WORK TO COMPLETE -
Comb through the entries for "Yung" and pull out each line that holds it.
((
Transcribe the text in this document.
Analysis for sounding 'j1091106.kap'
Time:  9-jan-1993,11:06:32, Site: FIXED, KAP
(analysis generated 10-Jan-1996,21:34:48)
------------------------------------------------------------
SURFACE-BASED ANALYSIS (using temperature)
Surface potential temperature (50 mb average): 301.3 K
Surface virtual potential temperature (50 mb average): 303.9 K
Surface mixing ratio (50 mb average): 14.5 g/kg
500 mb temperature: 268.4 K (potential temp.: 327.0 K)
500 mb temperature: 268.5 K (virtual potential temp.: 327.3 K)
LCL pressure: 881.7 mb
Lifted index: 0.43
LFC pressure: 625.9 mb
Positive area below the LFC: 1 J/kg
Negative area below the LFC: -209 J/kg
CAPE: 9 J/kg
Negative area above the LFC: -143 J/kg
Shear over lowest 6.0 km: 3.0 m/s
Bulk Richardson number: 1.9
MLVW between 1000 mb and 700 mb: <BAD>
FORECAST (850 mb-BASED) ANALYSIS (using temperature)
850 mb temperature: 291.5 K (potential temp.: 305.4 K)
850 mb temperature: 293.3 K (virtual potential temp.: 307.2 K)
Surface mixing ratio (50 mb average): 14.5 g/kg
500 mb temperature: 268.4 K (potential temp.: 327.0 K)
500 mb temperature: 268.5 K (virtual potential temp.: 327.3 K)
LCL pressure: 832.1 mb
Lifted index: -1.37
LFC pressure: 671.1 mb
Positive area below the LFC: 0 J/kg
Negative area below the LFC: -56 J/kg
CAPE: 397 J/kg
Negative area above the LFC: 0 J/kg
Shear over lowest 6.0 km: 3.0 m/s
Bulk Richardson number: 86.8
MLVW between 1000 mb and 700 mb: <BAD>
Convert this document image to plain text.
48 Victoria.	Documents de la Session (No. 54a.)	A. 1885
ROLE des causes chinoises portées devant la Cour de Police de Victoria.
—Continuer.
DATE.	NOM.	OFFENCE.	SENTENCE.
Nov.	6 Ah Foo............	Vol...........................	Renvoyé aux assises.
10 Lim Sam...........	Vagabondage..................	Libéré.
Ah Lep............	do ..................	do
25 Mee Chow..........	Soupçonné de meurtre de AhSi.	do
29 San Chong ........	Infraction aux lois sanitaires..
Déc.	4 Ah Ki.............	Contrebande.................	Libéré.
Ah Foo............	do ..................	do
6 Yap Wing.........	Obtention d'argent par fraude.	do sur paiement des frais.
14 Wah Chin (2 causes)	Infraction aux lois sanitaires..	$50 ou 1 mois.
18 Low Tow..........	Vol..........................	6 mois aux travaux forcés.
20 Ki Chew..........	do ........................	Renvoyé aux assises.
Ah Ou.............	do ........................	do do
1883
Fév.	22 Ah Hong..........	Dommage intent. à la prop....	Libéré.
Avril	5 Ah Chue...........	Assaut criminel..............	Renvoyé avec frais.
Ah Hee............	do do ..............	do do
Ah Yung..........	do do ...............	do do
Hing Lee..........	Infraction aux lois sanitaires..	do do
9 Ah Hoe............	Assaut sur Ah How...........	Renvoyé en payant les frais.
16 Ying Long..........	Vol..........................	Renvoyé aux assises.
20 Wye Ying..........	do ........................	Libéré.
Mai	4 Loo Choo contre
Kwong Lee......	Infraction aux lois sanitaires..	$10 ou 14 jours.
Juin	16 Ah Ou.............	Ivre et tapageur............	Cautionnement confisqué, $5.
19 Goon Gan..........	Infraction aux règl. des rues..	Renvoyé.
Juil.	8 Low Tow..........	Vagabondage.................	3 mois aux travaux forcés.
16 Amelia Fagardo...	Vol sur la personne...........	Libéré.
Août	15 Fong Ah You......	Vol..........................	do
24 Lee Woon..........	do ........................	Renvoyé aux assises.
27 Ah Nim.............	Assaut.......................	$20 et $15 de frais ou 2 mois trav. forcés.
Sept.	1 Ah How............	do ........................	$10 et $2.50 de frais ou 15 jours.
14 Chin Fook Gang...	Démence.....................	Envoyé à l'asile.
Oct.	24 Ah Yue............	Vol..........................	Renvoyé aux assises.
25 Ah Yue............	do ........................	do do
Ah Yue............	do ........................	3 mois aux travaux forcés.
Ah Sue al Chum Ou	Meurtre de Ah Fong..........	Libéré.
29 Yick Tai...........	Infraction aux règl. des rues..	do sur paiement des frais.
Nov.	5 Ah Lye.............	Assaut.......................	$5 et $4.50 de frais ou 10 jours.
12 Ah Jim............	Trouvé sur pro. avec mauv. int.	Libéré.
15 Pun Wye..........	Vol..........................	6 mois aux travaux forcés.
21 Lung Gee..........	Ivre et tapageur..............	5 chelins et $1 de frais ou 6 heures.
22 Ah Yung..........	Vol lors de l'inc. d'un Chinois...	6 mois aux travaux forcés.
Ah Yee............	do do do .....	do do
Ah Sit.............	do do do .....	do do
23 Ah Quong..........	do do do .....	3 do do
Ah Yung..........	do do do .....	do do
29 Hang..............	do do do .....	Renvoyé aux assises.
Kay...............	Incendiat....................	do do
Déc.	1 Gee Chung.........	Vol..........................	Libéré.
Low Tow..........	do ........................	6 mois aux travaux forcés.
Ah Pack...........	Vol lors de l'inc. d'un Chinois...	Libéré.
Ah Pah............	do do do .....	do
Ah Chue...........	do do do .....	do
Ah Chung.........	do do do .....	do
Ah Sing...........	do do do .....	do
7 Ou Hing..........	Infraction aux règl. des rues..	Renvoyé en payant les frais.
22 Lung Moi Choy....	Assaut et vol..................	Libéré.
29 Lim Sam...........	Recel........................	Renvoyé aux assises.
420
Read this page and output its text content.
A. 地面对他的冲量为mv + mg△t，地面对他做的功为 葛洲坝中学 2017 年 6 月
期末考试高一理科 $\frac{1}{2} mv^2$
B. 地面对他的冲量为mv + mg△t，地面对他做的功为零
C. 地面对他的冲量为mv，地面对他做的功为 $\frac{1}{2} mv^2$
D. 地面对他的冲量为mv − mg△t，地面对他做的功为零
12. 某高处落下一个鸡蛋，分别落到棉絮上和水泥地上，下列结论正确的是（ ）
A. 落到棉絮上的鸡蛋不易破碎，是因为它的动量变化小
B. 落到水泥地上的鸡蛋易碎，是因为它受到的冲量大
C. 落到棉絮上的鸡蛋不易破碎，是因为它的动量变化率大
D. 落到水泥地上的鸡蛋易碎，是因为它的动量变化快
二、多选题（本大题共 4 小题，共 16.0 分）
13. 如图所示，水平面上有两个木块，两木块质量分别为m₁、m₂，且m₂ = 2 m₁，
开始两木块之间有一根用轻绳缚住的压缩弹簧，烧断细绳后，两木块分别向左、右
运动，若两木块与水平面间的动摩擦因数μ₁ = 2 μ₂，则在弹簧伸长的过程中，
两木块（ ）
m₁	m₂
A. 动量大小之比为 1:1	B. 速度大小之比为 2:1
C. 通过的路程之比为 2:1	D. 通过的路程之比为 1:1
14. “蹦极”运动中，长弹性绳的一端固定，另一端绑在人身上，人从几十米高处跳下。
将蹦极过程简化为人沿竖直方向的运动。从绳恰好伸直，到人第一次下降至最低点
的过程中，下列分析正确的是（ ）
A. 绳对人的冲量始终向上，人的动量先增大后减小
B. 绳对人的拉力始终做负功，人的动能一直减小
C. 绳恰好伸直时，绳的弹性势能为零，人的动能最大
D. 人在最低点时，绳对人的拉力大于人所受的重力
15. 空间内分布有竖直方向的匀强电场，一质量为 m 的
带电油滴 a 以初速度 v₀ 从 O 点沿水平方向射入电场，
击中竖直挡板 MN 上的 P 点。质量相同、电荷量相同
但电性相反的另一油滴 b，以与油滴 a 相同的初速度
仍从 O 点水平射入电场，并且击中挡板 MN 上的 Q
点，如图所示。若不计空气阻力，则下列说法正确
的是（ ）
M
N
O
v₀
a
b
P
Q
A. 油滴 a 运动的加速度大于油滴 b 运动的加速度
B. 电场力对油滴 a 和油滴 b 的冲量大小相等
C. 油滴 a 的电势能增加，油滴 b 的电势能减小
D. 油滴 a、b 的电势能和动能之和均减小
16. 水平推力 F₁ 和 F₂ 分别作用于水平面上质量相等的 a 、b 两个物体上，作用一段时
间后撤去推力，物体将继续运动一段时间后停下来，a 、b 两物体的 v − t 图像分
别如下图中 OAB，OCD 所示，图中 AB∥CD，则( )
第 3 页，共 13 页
))
IN RESPONSE -
Ah Yung..........	do do ...............	do do
22 Ah Yung..........	Vol lors de l'inc. d'un Chinois...	6 mois aux travaux forcés.
Ah Yung..........	do do do .....	do do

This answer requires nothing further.